* Records for the task
>>>
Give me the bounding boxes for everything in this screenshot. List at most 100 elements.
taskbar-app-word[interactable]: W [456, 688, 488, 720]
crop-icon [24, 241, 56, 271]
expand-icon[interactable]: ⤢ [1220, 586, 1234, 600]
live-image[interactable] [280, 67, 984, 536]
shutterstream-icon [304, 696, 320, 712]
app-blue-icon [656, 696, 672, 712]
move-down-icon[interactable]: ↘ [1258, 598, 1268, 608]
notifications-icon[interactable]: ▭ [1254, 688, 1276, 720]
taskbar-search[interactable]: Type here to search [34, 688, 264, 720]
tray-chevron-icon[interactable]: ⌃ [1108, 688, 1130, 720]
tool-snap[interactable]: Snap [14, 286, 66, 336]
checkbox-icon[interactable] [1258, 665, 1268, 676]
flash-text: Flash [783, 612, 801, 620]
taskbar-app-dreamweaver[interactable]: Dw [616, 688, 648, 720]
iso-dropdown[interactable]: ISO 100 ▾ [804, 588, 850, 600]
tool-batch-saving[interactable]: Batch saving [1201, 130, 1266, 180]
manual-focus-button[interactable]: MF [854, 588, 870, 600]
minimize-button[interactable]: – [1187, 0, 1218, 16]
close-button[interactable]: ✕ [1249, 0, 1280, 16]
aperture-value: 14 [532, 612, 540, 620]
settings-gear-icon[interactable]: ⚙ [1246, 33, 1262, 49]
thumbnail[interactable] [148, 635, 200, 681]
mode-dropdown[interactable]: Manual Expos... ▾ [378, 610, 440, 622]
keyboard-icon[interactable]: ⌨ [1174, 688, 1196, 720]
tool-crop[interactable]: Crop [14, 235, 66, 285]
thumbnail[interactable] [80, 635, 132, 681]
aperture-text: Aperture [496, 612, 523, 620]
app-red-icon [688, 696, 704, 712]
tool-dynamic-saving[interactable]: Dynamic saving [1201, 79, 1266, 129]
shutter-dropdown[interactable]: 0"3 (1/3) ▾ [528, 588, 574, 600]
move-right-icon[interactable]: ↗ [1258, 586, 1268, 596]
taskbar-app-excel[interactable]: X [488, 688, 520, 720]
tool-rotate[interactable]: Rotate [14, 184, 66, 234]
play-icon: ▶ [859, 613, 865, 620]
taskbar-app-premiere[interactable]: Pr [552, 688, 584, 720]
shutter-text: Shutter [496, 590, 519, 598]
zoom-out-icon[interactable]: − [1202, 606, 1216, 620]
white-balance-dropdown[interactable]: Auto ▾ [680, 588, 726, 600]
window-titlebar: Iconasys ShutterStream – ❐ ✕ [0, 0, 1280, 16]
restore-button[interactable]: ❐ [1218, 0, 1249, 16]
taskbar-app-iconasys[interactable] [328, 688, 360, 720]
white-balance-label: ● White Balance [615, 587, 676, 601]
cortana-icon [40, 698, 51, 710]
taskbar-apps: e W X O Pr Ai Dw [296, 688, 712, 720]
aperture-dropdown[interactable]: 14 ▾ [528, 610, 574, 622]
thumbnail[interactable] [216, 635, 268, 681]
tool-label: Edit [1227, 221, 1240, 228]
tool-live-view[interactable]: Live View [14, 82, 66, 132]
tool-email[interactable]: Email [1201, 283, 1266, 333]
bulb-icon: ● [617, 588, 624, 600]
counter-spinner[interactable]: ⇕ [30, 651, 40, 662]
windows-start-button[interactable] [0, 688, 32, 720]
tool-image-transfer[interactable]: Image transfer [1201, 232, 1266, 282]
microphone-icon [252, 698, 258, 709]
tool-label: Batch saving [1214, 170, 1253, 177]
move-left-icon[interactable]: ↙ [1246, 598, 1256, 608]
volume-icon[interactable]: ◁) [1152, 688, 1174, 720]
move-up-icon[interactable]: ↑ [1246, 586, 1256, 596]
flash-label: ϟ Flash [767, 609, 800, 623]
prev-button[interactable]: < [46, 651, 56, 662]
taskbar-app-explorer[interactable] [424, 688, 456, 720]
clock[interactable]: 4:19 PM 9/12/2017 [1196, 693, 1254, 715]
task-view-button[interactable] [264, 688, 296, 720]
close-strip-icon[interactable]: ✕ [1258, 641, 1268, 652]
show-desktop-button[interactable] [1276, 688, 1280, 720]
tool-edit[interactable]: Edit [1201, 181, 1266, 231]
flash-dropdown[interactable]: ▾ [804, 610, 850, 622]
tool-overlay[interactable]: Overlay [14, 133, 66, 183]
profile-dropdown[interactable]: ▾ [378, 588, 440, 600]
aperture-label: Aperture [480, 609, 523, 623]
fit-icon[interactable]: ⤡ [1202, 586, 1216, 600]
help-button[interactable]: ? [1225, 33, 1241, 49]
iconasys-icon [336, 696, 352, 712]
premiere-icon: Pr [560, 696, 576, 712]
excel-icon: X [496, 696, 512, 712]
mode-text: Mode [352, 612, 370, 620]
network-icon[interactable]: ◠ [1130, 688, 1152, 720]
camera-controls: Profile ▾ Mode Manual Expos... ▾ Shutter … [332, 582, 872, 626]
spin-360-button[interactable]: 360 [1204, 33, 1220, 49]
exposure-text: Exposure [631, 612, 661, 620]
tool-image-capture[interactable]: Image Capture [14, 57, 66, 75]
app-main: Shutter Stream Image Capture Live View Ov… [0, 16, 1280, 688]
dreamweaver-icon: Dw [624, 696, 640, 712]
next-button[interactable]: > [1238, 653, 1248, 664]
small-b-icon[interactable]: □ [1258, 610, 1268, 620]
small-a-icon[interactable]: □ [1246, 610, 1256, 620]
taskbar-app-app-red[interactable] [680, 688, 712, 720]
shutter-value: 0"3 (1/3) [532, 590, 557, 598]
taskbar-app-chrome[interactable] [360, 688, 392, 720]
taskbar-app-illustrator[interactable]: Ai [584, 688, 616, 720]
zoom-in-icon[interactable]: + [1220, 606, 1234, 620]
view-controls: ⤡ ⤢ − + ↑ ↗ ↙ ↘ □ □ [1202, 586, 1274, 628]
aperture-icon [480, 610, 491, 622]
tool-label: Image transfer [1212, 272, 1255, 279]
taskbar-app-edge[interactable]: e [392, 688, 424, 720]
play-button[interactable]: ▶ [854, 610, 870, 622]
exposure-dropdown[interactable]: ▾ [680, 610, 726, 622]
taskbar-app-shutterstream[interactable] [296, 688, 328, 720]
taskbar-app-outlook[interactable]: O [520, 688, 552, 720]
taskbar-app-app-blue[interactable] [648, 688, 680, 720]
<<<
* Short task
Quote the entries above word for word, starting with their first line and going on through the line that contains "live-image[interactable] [280, 67, 984, 536]", with that line included.

* Expected output
Give me the bounding boxes for everything in this screenshot. List at most 100 elements.
taskbar-app-word[interactable]: W [456, 688, 488, 720]
crop-icon [24, 241, 56, 271]
expand-icon[interactable]: ⤢ [1220, 586, 1234, 600]
live-image[interactable] [280, 67, 984, 536]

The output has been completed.